◆ **Instructions for the task**
Pictures do not belong in the copy; transcribe everything else in the records exactly.

"""

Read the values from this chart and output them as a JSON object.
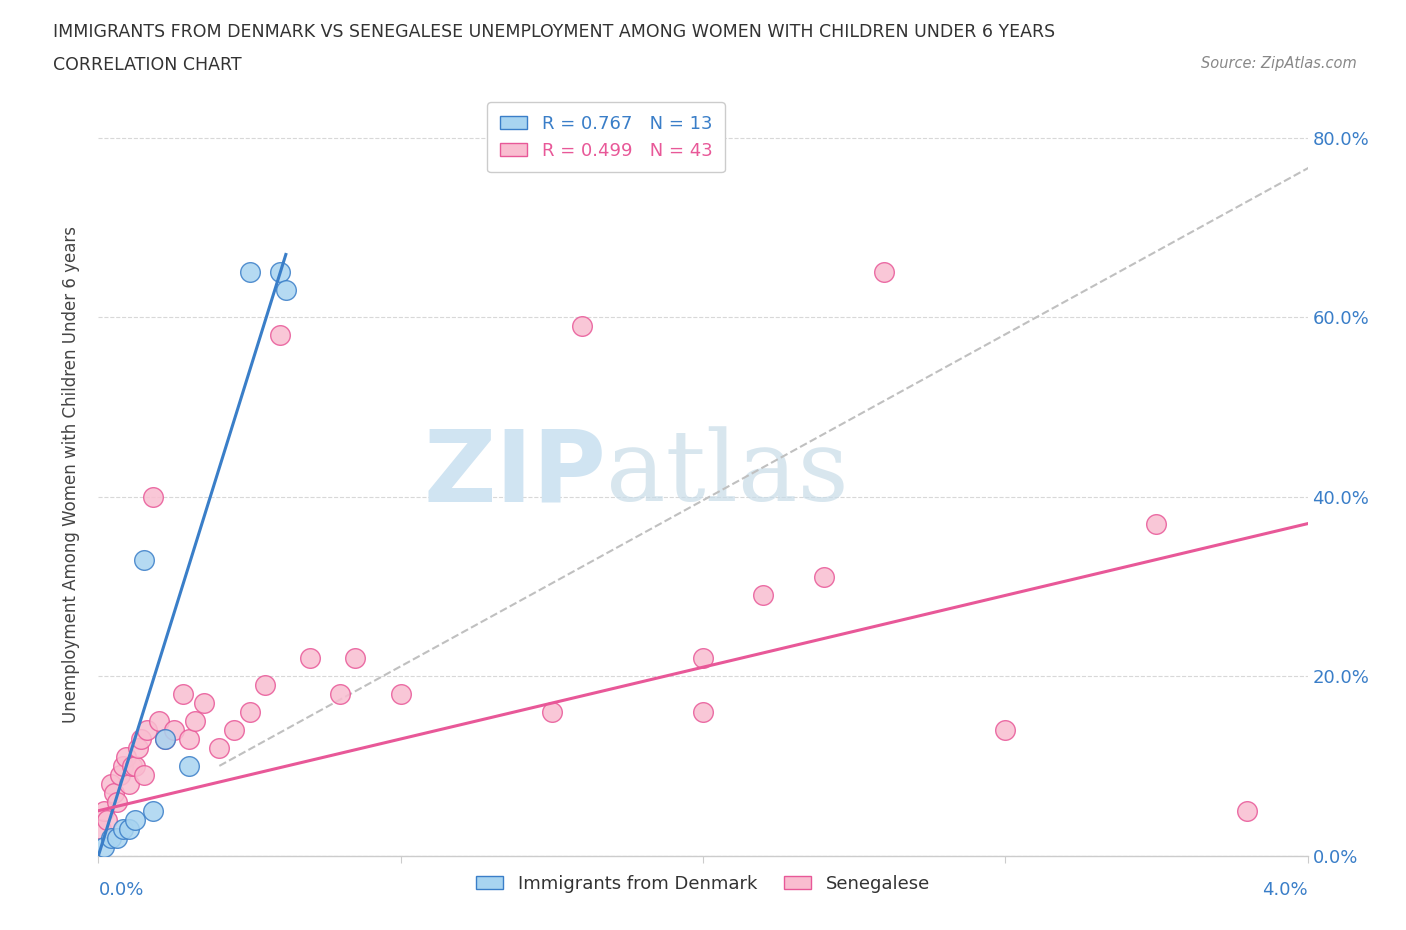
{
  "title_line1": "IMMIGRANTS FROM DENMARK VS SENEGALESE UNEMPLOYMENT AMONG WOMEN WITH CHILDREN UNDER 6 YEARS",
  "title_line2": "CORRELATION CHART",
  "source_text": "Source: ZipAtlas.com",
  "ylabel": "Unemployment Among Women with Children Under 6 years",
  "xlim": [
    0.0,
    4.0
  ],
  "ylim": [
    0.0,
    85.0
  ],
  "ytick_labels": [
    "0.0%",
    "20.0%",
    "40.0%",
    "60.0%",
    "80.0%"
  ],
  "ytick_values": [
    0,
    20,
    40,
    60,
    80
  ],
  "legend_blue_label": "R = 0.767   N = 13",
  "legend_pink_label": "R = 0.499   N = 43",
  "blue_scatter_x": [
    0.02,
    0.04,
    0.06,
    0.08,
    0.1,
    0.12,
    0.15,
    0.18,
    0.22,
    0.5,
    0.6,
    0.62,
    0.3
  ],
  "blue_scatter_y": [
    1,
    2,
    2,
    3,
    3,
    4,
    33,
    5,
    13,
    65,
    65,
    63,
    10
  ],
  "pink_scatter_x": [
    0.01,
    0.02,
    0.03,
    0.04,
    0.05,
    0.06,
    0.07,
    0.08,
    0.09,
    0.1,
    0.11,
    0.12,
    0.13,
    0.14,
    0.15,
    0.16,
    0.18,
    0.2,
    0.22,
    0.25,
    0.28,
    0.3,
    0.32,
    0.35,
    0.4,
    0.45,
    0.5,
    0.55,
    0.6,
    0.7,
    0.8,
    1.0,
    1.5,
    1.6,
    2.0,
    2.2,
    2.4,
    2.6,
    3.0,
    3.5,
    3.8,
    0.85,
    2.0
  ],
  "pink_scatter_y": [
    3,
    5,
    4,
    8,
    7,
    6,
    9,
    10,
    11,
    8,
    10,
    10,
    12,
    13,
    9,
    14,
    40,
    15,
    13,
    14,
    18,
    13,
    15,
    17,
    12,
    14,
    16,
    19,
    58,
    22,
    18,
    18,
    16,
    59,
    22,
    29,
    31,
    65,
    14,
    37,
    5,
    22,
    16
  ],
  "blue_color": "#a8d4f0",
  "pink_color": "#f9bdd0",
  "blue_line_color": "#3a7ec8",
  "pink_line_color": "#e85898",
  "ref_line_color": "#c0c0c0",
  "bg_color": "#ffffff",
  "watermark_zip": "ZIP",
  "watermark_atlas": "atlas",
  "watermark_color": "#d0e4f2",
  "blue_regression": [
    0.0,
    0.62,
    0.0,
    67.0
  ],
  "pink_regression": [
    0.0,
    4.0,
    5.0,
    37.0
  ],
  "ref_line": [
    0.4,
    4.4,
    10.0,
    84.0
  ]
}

"""

◆ **Exercise solution**
Read the values from this chart and output them as a JSON object.
{
  "title_line1": "IMMIGRANTS FROM DENMARK VS SENEGALESE UNEMPLOYMENT AMONG WOMEN WITH CHILDREN UNDER 6 YEARS",
  "title_line2": "CORRELATION CHART",
  "source_text": "Source: ZipAtlas.com",
  "ylabel": "Unemployment Among Women with Children Under 6 years",
  "xlim": [
    0.0,
    4.0
  ],
  "ylim": [
    0.0,
    85.0
  ],
  "ytick_labels": [
    "0.0%",
    "20.0%",
    "40.0%",
    "60.0%",
    "80.0%"
  ],
  "ytick_values": [
    0,
    20,
    40,
    60,
    80
  ],
  "legend_blue_label": "R = 0.767   N = 13",
  "legend_pink_label": "R = 0.499   N = 43",
  "blue_scatter_x": [
    0.02,
    0.04,
    0.06,
    0.08,
    0.1,
    0.12,
    0.15,
    0.18,
    0.22,
    0.5,
    0.6,
    0.62,
    0.3
  ],
  "blue_scatter_y": [
    1,
    2,
    2,
    3,
    3,
    4,
    33,
    5,
    13,
    65,
    65,
    63,
    10
  ],
  "pink_scatter_x": [
    0.01,
    0.02,
    0.03,
    0.04,
    0.05,
    0.06,
    0.07,
    0.08,
    0.09,
    0.1,
    0.11,
    0.12,
    0.13,
    0.14,
    0.15,
    0.16,
    0.18,
    0.2,
    0.22,
    0.25,
    0.28,
    0.3,
    0.32,
    0.35,
    0.4,
    0.45,
    0.5,
    0.55,
    0.6,
    0.7,
    0.8,
    1.0,
    1.5,
    1.6,
    2.0,
    2.2,
    2.4,
    2.6,
    3.0,
    3.5,
    3.8,
    0.85,
    2.0
  ],
  "pink_scatter_y": [
    3,
    5,
    4,
    8,
    7,
    6,
    9,
    10,
    11,
    8,
    10,
    10,
    12,
    13,
    9,
    14,
    40,
    15,
    13,
    14,
    18,
    13,
    15,
    17,
    12,
    14,
    16,
    19,
    58,
    22,
    18,
    18,
    16,
    59,
    22,
    29,
    31,
    65,
    14,
    37,
    5,
    22,
    16
  ],
  "blue_color": "#a8d4f0",
  "pink_color": "#f9bdd0",
  "blue_line_color": "#3a7ec8",
  "pink_line_color": "#e85898",
  "ref_line_color": "#c0c0c0",
  "bg_color": "#ffffff",
  "watermark_zip": "ZIP",
  "watermark_atlas": "atlas",
  "watermark_color": "#d0e4f2",
  "blue_regression": [
    0.0,
    0.62,
    0.0,
    67.0
  ],
  "pink_regression": [
    0.0,
    4.0,
    5.0,
    37.0
  ],
  "ref_line": [
    0.4,
    4.4,
    10.0,
    84.0
  ]
}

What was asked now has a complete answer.